▶ **What the exercise asks**: Copy every entry exactly as given, minus the images.

▶ **Records for the exercise**:
# # # #

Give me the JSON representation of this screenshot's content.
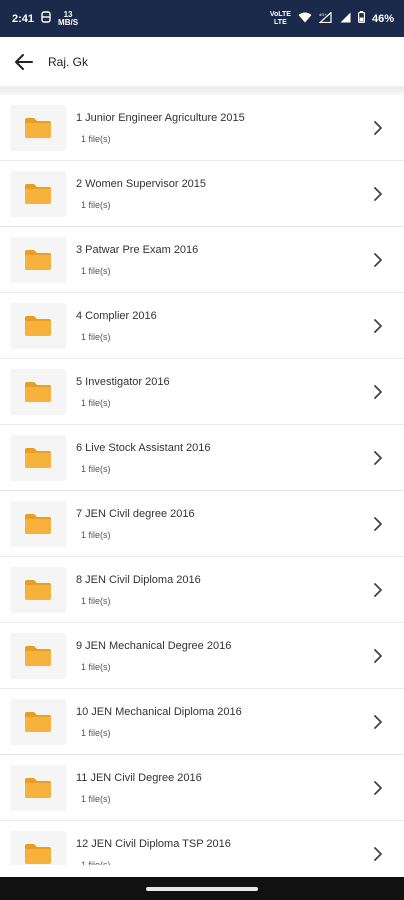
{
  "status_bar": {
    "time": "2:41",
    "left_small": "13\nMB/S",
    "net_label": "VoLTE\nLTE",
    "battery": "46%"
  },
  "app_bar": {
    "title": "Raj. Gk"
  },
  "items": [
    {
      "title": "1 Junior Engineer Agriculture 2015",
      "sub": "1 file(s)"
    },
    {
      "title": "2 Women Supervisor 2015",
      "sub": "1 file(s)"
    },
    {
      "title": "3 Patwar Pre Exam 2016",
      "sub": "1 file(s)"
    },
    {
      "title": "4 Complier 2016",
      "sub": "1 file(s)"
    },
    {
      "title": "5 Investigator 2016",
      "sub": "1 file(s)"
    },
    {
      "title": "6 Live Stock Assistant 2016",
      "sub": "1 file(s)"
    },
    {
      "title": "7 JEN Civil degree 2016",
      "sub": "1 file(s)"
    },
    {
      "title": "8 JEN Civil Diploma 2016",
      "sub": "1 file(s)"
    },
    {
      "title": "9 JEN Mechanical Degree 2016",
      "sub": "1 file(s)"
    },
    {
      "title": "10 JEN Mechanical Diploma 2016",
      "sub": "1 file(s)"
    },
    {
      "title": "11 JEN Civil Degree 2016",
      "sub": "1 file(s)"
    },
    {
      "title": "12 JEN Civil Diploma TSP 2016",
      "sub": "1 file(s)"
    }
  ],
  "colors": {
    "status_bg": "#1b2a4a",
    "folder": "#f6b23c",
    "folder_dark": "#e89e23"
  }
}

# # # #

▶ **Answer in full**:
Give me the JSON representation of this screenshot's content.
{
  "status_bar": {
    "time": "2:41",
    "left_small": "13\nMB/S",
    "net_label": "VoLTE\nLTE",
    "battery": "46%"
  },
  "app_bar": {
    "title": "Raj. Gk"
  },
  "items": [
    {
      "title": "1 Junior Engineer Agriculture 2015",
      "sub": "1 file(s)"
    },
    {
      "title": "2 Women Supervisor 2015",
      "sub": "1 file(s)"
    },
    {
      "title": "3 Patwar Pre Exam 2016",
      "sub": "1 file(s)"
    },
    {
      "title": "4 Complier 2016",
      "sub": "1 file(s)"
    },
    {
      "title": "5 Investigator 2016",
      "sub": "1 file(s)"
    },
    {
      "title": "6 Live Stock Assistant 2016",
      "sub": "1 file(s)"
    },
    {
      "title": "7 JEN Civil degree 2016",
      "sub": "1 file(s)"
    },
    {
      "title": "8 JEN Civil Diploma 2016",
      "sub": "1 file(s)"
    },
    {
      "title": "9 JEN Mechanical Degree 2016",
      "sub": "1 file(s)"
    },
    {
      "title": "10 JEN Mechanical Diploma 2016",
      "sub": "1 file(s)"
    },
    {
      "title": "11 JEN Civil Degree 2016",
      "sub": "1 file(s)"
    },
    {
      "title": "12 JEN Civil Diploma TSP 2016",
      "sub": "1 file(s)"
    }
  ],
  "colors": {
    "status_bg": "#1b2a4a",
    "folder": "#f6b23c",
    "folder_dark": "#e89e23"
  }
}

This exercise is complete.